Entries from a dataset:

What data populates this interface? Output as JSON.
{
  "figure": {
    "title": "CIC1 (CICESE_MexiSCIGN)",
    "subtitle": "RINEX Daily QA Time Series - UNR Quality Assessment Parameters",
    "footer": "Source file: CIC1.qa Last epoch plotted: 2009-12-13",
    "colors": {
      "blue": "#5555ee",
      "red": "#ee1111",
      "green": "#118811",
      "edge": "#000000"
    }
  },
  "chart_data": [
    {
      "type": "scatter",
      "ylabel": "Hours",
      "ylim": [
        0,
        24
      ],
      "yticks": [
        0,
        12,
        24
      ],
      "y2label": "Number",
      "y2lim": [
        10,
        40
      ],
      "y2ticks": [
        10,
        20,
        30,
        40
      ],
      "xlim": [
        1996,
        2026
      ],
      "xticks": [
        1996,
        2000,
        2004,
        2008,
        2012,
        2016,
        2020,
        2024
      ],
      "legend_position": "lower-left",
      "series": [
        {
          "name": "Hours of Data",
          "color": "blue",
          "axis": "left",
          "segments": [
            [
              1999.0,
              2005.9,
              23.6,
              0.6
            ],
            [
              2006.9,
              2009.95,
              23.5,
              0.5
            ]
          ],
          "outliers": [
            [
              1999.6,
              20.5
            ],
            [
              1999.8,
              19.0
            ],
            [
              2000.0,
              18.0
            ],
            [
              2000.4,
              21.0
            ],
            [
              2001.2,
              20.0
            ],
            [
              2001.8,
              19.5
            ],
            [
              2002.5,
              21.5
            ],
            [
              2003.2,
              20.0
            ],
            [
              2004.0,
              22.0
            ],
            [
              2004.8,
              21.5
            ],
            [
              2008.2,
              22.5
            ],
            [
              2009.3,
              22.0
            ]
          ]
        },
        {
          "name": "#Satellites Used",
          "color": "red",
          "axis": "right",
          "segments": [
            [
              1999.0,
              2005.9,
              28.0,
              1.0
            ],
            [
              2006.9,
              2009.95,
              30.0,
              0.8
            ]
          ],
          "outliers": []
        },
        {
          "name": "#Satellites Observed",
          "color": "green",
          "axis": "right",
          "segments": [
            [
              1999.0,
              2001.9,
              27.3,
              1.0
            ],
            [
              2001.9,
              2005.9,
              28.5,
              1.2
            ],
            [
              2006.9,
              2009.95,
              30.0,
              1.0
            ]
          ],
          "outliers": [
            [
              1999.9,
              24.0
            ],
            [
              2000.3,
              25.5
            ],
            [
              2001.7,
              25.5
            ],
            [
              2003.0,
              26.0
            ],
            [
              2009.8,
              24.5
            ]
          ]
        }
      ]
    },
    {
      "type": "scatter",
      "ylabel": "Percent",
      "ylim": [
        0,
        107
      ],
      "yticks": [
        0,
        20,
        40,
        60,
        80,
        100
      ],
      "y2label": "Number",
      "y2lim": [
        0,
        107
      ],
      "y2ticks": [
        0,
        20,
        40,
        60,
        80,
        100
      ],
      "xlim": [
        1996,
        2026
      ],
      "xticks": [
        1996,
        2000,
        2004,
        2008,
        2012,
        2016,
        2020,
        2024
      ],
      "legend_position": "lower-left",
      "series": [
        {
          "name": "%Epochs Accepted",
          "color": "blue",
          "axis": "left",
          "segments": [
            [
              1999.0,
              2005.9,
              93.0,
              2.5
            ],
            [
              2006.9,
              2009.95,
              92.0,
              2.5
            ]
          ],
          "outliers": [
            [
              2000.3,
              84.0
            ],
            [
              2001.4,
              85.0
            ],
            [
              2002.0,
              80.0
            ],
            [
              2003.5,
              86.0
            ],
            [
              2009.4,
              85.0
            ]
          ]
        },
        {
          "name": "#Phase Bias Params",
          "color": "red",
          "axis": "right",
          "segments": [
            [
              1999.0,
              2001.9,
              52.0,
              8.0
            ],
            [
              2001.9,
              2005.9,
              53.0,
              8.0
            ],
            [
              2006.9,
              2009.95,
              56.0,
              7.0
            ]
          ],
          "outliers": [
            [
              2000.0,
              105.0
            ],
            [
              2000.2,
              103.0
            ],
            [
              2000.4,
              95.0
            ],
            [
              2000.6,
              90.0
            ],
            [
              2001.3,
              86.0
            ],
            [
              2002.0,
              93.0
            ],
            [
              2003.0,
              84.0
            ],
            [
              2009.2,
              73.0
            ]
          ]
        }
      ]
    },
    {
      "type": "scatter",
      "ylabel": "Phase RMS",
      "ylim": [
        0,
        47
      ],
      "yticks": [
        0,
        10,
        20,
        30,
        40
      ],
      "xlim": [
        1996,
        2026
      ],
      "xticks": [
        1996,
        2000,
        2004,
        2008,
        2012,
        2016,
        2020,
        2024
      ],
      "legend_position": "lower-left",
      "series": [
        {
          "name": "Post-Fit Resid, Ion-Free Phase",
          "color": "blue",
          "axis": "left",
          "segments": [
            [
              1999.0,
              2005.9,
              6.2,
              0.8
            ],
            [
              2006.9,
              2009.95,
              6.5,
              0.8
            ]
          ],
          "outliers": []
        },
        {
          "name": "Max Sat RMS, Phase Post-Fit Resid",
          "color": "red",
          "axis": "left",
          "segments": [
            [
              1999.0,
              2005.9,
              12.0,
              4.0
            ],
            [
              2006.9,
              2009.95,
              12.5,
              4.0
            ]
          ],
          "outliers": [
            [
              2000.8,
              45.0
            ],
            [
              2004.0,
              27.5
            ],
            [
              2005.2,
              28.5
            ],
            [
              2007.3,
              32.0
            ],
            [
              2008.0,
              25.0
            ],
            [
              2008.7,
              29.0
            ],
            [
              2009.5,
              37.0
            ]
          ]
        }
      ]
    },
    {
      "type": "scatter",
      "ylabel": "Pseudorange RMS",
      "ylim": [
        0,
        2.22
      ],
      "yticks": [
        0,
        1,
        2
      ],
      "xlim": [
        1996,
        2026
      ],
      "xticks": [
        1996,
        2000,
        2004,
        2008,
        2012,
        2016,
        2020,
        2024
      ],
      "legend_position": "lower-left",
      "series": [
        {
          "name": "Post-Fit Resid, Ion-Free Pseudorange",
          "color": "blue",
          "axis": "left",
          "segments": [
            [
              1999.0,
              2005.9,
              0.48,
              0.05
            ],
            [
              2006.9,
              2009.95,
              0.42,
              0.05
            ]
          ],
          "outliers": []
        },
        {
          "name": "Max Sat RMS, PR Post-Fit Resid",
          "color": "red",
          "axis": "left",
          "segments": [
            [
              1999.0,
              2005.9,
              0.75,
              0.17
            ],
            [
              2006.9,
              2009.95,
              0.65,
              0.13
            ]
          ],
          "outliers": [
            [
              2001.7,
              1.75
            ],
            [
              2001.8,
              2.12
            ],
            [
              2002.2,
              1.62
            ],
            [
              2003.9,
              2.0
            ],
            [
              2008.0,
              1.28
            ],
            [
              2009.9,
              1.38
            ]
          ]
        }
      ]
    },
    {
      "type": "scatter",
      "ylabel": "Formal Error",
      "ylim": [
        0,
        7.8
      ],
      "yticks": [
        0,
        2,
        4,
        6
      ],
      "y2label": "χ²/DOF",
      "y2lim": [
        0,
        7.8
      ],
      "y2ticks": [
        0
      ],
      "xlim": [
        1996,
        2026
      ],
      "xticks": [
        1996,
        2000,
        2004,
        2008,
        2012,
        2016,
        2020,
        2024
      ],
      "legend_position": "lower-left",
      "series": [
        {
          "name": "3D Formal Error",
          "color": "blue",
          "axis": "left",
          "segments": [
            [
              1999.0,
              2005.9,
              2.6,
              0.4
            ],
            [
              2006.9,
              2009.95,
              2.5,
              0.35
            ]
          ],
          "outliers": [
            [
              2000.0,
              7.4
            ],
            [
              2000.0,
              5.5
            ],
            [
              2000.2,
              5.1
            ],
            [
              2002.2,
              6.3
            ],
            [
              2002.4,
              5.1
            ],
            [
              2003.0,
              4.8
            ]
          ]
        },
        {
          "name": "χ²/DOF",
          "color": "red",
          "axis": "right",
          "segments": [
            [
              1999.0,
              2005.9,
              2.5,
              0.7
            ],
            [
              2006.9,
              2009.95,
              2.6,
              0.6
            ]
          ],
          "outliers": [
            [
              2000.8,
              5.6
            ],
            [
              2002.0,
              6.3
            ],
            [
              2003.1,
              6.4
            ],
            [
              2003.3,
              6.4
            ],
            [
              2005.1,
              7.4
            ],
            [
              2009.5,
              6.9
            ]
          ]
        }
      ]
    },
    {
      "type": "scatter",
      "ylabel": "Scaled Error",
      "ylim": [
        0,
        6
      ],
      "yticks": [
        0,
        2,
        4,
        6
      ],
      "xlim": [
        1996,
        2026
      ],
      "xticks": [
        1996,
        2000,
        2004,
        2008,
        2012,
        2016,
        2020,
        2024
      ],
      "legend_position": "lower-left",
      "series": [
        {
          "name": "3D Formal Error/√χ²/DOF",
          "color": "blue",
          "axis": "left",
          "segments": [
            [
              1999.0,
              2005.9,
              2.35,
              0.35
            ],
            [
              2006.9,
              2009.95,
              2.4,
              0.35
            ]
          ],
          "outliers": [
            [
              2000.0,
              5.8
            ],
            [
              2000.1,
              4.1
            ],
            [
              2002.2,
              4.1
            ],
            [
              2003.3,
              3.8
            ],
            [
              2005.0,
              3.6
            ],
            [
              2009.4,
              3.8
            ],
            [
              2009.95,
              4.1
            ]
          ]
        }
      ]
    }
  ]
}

SHORT EXERCISE | In the entries above, find each line with the word "Error" and copy it.

SOLUTION BELOW |
      "ylabel": "Formal Error",
          "name": "3D Formal Error",
      "ylabel": "Scaled Error",
          "name": "3D Formal Error/√χ²/DOF",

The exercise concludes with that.